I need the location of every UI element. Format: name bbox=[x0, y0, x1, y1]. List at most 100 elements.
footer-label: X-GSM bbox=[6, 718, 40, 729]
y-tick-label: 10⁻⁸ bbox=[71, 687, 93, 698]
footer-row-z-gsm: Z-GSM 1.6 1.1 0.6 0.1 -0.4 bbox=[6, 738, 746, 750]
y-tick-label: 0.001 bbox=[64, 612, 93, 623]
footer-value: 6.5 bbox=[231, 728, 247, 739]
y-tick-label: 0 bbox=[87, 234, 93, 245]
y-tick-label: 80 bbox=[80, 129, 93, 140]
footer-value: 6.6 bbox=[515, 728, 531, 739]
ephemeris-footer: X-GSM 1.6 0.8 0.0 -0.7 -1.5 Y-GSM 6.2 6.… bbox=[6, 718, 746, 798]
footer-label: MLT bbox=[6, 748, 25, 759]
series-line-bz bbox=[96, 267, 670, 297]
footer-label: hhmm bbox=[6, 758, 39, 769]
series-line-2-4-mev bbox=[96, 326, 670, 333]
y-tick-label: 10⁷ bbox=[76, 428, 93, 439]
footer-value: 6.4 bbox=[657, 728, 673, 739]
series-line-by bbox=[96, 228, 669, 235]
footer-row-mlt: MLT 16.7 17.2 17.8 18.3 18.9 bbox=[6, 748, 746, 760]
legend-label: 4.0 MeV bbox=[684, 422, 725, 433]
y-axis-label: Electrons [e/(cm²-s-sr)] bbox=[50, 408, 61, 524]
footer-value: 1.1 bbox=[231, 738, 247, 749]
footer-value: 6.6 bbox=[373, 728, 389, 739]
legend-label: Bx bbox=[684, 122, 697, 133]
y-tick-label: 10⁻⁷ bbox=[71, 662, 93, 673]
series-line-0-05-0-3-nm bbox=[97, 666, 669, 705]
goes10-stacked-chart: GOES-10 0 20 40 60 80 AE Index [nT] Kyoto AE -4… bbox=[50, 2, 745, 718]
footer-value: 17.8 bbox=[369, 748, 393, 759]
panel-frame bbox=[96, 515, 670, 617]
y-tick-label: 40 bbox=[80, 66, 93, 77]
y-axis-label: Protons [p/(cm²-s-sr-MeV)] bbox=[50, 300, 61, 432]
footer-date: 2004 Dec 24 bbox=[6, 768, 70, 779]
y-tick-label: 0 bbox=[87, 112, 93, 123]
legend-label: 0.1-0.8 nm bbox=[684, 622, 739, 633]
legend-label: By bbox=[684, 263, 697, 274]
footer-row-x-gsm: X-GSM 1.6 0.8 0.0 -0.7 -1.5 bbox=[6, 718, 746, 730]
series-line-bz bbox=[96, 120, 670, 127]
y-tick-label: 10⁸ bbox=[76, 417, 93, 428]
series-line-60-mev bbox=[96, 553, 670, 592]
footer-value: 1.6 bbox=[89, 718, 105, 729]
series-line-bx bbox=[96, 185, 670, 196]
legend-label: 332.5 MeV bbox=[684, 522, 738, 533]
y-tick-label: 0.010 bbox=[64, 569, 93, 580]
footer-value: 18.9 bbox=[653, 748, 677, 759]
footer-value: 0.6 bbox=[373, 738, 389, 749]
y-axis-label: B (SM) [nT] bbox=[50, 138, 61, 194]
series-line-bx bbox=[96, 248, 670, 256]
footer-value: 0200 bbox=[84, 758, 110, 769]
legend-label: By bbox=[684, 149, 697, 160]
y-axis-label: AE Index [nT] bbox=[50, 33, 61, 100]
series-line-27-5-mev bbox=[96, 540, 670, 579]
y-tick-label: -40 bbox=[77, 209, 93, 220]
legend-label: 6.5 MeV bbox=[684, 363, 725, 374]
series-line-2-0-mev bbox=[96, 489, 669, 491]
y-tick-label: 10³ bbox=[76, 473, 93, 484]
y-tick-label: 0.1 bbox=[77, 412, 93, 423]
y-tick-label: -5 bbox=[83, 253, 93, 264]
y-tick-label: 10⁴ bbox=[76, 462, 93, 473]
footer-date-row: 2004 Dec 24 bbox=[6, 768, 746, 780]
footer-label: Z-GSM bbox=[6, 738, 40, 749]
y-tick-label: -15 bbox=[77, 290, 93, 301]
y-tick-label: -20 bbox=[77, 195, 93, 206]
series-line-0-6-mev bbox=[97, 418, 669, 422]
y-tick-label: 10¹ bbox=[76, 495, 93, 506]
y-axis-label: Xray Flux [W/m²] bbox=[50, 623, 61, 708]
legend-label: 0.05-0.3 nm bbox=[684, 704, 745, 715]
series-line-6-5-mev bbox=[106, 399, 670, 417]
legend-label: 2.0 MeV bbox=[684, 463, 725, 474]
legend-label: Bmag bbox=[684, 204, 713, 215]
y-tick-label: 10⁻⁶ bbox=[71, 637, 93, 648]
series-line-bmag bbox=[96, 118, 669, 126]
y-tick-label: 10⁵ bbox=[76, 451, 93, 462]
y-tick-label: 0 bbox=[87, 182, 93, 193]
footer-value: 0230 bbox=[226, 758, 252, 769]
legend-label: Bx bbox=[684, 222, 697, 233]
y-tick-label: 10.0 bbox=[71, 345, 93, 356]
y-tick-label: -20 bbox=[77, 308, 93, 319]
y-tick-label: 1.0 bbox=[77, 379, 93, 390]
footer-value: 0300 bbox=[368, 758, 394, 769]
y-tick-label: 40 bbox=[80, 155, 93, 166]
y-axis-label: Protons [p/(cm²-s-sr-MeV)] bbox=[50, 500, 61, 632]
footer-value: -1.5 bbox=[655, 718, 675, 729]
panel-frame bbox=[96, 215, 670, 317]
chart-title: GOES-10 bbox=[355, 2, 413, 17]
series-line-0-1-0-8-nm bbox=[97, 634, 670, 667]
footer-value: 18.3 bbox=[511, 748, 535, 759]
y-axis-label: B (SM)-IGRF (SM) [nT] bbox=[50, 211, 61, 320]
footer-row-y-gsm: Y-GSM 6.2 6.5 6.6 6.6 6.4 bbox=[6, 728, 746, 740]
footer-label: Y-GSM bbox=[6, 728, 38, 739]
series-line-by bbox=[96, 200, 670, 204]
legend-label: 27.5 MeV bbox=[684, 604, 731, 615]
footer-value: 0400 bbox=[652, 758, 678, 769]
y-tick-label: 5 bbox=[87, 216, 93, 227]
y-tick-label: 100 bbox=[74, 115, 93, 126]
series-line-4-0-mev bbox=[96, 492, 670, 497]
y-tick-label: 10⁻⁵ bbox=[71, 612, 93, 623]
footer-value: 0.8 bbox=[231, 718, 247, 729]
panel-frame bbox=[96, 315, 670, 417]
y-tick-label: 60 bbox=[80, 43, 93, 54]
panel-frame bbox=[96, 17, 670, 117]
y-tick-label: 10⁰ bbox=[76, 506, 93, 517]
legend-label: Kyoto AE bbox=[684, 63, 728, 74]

☆ ☆ ☆ ☆ ☆ ☆ ☆

GIVEN REQUEST: Reproduce every line of the data above word for word.

SOLUTION:
I need the location of every UI element. Format: name bbox=[x0, y0, x1, y1]. List at most 100 elements.
footer-label: X-GSM bbox=[6, 718, 40, 729]
y-tick-label: 10⁻⁸ bbox=[71, 687, 93, 698]
footer-row-z-gsm: Z-GSM 1.6 1.1 0.6 0.1 -0.4 bbox=[6, 738, 746, 750]
y-tick-label: 0.001 bbox=[64, 612, 93, 623]
footer-value: 6.5 bbox=[231, 728, 247, 739]
y-tick-label: 0 bbox=[87, 234, 93, 245]
y-tick-label: 80 bbox=[80, 129, 93, 140]
footer-value: 6.6 bbox=[515, 728, 531, 739]
ephemeris-footer: X-GSM 1.6 0.8 0.0 -0.7 -1.5 Y-GSM 6.2 6.… bbox=[6, 718, 746, 798]
footer-label: MLT bbox=[6, 748, 25, 759]
series-line-bz bbox=[96, 267, 670, 297]
footer-label: hhmm bbox=[6, 758, 39, 769]
series-line-2-4-mev bbox=[96, 326, 670, 333]
y-tick-label: 10⁷ bbox=[76, 428, 93, 439]
footer-value: 6.4 bbox=[657, 728, 673, 739]
series-line-by bbox=[96, 228, 669, 235]
footer-row-mlt: MLT 16.7 17.2 17.8 18.3 18.9 bbox=[6, 748, 746, 760]
legend-label: 4.0 MeV bbox=[684, 422, 725, 433]
y-axis-label: Electrons [e/(cm²-s-sr)] bbox=[50, 408, 61, 524]
footer-value: 1.1 bbox=[231, 738, 247, 749]
footer-value: 6.6 bbox=[373, 728, 389, 739]
legend-label: Bx bbox=[684, 122, 697, 133]
y-tick-label: 10⁻⁷ bbox=[71, 662, 93, 673]
series-line-0-05-0-3-nm bbox=[97, 666, 669, 705]
goes10-stacked-chart: GOES-10 0 20 40 60 80 AE Index [nT] Kyoto AE -4… bbox=[50, 2, 745, 718]
footer-value: 17.8 bbox=[369, 748, 393, 759]
panel-frame bbox=[96, 515, 670, 617]
y-tick-label: 40 bbox=[80, 66, 93, 77]
y-axis-label: Protons [p/(cm²-s-sr-MeV)] bbox=[50, 300, 61, 432]
footer-date: 2004 Dec 24 bbox=[6, 768, 70, 779]
y-tick-label: 0 bbox=[87, 112, 93, 123]
legend-label: 0.1-0.8 nm bbox=[684, 622, 739, 633]
legend-label: By bbox=[684, 263, 697, 274]
footer-row-x-gsm: X-GSM 1.6 0.8 0.0 -0.7 -1.5 bbox=[6, 718, 746, 730]
series-line-bz bbox=[96, 120, 670, 127]
y-tick-label: 10⁸ bbox=[76, 417, 93, 428]
series-line-60-mev bbox=[96, 553, 670, 592]
footer-value: 1.6 bbox=[89, 718, 105, 729]
series-line-bx bbox=[96, 185, 670, 196]
legend-label: 332.5 MeV bbox=[684, 522, 738, 533]
y-tick-label: 0.010 bbox=[64, 569, 93, 580]
footer-value: 18.9 bbox=[653, 748, 677, 759]
footer-value: 0.6 bbox=[373, 738, 389, 749]
y-axis-label: B (SM) [nT] bbox=[50, 138, 61, 194]
series-line-bx bbox=[96, 248, 670, 256]
footer-value: 0200 bbox=[84, 758, 110, 769]
legend-label: By bbox=[684, 149, 697, 160]
y-axis-label: AE Index [nT] bbox=[50, 33, 61, 100]
series-line-27-5-mev bbox=[96, 540, 670, 579]
y-tick-label: -40 bbox=[77, 209, 93, 220]
legend-label: 6.5 MeV bbox=[684, 363, 725, 374]
series-line-2-0-mev bbox=[96, 489, 669, 491]
y-tick-label: 10³ bbox=[76, 473, 93, 484]
y-tick-label: 0.1 bbox=[77, 412, 93, 423]
y-tick-label: -5 bbox=[83, 253, 93, 264]
y-tick-label: 10⁴ bbox=[76, 462, 93, 473]
footer-date-row: 2004 Dec 24 bbox=[6, 768, 746, 780]
footer-label: Z-GSM bbox=[6, 738, 40, 749]
y-tick-label: -15 bbox=[77, 290, 93, 301]
y-tick-label: -20 bbox=[77, 195, 93, 206]
series-line-0-6-mev bbox=[97, 418, 669, 422]
y-tick-label: 10¹ bbox=[76, 495, 93, 506]
y-axis-label: Xray Flux [W/m²] bbox=[50, 623, 61, 708]
legend-label: 0.05-0.3 nm bbox=[684, 704, 745, 715]
series-line-6-5-mev bbox=[106, 399, 670, 417]
legend-label: 2.0 MeV bbox=[684, 463, 725, 474]
legend-label: Bmag bbox=[684, 204, 713, 215]
y-tick-label: 10⁻⁶ bbox=[71, 637, 93, 648]
series-line-bmag bbox=[96, 118, 669, 126]
y-tick-label: 10⁵ bbox=[76, 451, 93, 462]
y-tick-label: 0 bbox=[87, 182, 93, 193]
footer-value: 0230 bbox=[226, 758, 252, 769]
legend-label: Bx bbox=[684, 222, 697, 233]
y-tick-label: 10.0 bbox=[71, 345, 93, 356]
y-tick-label: -20 bbox=[77, 308, 93, 319]
y-tick-label: 1.0 bbox=[77, 379, 93, 390]
footer-value: 0300 bbox=[368, 758, 394, 769]
y-tick-label: 40 bbox=[80, 155, 93, 166]
y-axis-label: Protons [p/(cm²-s-sr-MeV)] bbox=[50, 500, 61, 632]
footer-value: -1.5 bbox=[655, 718, 675, 729]
panel-frame bbox=[96, 215, 670, 317]
chart-title: GOES-10 bbox=[355, 2, 413, 17]
series-line-0-1-0-8-nm bbox=[97, 634, 670, 667]
footer-value: 18.3 bbox=[511, 748, 535, 759]
y-axis-label: B (SM)-IGRF (SM) [nT] bbox=[50, 211, 61, 320]
footer-row-y-gsm: Y-GSM 6.2 6.5 6.6 6.6 6.4 bbox=[6, 728, 746, 740]
footer-label: Y-GSM bbox=[6, 728, 38, 739]
series-line-by bbox=[96, 200, 670, 204]
legend-label: 27.5 MeV bbox=[684, 604, 731, 615]
footer-value: 0400 bbox=[652, 758, 678, 769]
y-tick-label: 5 bbox=[87, 216, 93, 227]
y-tick-label: 100 bbox=[74, 115, 93, 126]
series-line-4-0-mev bbox=[96, 492, 670, 497]
y-tick-label: 10⁻⁵ bbox=[71, 612, 93, 623]
footer-value: 0.8 bbox=[231, 718, 247, 729]
panel-frame bbox=[96, 315, 670, 417]
y-tick-label: 60 bbox=[80, 43, 93, 54]
panel-frame bbox=[96, 17, 670, 117]
y-tick-label: 10⁰ bbox=[76, 506, 93, 517]
legend-label: Kyoto AE bbox=[684, 63, 728, 74]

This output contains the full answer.